**What the task asks**.
Find every line of the listing below where "CHUYÊN" appears, and copy it.

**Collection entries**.
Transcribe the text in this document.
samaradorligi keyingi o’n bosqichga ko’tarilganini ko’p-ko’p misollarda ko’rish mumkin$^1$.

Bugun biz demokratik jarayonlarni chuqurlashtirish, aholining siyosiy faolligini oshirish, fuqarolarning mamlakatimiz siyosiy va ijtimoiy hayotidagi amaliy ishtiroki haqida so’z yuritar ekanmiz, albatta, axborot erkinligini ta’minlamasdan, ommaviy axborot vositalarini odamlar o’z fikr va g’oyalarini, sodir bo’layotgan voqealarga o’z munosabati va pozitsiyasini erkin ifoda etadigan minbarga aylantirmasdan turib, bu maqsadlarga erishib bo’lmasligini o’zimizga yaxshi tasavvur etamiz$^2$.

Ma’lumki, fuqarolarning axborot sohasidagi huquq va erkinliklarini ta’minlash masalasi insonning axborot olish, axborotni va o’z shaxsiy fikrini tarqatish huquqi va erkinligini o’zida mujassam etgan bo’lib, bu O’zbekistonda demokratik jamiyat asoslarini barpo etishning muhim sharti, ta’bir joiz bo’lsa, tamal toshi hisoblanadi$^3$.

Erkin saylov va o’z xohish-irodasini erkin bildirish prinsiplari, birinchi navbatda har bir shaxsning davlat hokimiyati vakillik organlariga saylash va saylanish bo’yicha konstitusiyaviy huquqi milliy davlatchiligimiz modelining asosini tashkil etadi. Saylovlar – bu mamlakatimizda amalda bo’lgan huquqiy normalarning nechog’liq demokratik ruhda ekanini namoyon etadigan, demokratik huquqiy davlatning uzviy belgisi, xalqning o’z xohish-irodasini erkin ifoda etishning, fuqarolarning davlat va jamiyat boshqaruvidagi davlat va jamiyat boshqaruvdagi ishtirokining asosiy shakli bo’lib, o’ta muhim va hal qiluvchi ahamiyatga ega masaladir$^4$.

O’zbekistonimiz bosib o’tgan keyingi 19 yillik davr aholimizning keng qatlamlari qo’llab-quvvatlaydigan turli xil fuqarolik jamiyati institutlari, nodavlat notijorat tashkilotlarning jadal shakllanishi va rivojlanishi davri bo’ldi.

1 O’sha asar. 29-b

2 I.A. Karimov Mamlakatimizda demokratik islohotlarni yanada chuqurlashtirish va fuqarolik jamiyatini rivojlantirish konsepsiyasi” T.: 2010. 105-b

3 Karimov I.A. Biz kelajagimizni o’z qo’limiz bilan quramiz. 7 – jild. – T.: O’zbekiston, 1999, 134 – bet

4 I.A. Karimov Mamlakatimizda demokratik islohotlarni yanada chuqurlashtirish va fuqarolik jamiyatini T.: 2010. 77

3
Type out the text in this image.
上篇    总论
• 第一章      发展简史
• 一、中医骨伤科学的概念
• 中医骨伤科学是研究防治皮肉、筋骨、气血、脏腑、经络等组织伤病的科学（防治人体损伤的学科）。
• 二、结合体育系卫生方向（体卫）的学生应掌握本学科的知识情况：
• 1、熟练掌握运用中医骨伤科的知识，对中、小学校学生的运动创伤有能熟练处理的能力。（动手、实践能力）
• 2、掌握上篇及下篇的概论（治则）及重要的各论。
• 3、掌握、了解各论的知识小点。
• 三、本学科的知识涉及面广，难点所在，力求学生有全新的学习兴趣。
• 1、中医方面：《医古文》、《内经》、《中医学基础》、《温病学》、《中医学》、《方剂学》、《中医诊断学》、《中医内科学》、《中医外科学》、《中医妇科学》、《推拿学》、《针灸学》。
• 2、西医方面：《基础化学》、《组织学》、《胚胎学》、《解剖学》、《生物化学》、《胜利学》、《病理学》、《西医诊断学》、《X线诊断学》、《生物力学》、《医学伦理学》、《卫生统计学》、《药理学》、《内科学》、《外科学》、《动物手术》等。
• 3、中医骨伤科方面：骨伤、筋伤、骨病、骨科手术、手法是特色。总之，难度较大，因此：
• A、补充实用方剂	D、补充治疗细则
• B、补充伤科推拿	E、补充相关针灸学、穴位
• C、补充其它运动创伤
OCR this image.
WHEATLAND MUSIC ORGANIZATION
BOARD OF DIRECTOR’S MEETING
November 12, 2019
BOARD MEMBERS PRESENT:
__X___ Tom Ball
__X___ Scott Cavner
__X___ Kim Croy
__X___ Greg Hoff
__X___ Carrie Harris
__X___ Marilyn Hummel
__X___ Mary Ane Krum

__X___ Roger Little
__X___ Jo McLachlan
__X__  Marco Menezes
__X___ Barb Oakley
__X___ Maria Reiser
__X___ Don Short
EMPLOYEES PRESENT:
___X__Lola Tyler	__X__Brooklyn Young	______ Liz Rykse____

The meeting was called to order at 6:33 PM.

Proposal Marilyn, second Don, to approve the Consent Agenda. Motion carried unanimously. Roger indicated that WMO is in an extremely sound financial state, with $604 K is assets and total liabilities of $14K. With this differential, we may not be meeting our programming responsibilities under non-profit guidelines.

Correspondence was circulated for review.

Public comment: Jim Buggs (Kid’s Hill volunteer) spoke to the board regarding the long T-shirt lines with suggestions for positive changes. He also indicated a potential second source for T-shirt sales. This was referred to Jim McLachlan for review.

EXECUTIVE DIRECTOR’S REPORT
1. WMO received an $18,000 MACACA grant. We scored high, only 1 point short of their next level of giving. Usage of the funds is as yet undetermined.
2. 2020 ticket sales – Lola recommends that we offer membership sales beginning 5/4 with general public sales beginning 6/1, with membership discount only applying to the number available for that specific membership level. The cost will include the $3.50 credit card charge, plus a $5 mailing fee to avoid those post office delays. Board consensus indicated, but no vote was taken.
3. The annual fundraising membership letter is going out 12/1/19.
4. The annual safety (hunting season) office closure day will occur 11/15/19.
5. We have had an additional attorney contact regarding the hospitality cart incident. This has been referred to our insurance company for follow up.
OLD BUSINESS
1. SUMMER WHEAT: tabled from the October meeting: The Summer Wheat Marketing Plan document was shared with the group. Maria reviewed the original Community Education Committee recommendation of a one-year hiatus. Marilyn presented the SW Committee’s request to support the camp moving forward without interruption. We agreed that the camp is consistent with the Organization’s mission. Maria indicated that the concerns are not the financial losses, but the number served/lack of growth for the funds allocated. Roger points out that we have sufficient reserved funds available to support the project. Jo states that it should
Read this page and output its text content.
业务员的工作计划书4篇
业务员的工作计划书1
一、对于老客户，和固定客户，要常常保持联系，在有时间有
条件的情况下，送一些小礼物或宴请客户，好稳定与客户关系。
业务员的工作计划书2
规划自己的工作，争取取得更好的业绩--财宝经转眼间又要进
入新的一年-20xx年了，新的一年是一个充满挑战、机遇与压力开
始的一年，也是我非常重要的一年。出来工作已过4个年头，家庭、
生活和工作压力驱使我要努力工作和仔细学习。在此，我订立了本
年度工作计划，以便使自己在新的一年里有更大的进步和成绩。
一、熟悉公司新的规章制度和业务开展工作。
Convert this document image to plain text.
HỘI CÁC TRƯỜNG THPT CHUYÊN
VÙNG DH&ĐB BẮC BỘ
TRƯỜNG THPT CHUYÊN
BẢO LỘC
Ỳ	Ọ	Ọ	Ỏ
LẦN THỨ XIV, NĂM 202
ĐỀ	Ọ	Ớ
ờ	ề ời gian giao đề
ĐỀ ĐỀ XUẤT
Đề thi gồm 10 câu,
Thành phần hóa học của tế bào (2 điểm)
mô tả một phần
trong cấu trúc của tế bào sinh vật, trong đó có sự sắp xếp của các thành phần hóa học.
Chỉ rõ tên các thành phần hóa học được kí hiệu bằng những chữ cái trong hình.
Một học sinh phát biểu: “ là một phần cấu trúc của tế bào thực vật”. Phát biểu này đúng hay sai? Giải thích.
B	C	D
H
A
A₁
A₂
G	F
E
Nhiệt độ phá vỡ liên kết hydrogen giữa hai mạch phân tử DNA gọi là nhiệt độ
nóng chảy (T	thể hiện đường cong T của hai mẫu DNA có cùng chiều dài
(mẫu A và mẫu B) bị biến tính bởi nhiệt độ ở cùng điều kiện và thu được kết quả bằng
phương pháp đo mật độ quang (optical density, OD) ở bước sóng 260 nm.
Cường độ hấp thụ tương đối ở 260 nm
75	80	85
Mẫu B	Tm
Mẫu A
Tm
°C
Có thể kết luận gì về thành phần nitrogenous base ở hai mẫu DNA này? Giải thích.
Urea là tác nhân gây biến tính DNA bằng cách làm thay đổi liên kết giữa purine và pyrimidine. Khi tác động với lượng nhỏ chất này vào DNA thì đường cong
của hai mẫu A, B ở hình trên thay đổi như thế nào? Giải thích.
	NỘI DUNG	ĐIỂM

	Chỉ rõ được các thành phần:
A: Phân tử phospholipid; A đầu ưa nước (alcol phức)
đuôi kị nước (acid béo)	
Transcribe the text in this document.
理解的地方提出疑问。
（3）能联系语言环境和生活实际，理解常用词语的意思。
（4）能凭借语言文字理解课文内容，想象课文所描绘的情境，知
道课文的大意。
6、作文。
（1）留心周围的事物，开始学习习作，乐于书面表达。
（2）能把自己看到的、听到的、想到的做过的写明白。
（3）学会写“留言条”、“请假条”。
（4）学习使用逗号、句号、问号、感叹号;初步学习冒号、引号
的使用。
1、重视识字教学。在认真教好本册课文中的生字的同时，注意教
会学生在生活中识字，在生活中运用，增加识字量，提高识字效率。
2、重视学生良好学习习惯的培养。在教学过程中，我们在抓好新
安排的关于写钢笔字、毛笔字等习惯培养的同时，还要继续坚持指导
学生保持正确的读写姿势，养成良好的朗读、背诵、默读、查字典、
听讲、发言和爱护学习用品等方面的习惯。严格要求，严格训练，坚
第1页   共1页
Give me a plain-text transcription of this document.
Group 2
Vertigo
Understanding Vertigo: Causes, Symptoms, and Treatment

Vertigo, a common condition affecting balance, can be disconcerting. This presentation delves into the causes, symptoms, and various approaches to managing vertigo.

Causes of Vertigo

**Finished task**.
HỘI CÁC TRƯỜNG THPT CHUYÊN
TRƯỜNG THPT CHUYÊN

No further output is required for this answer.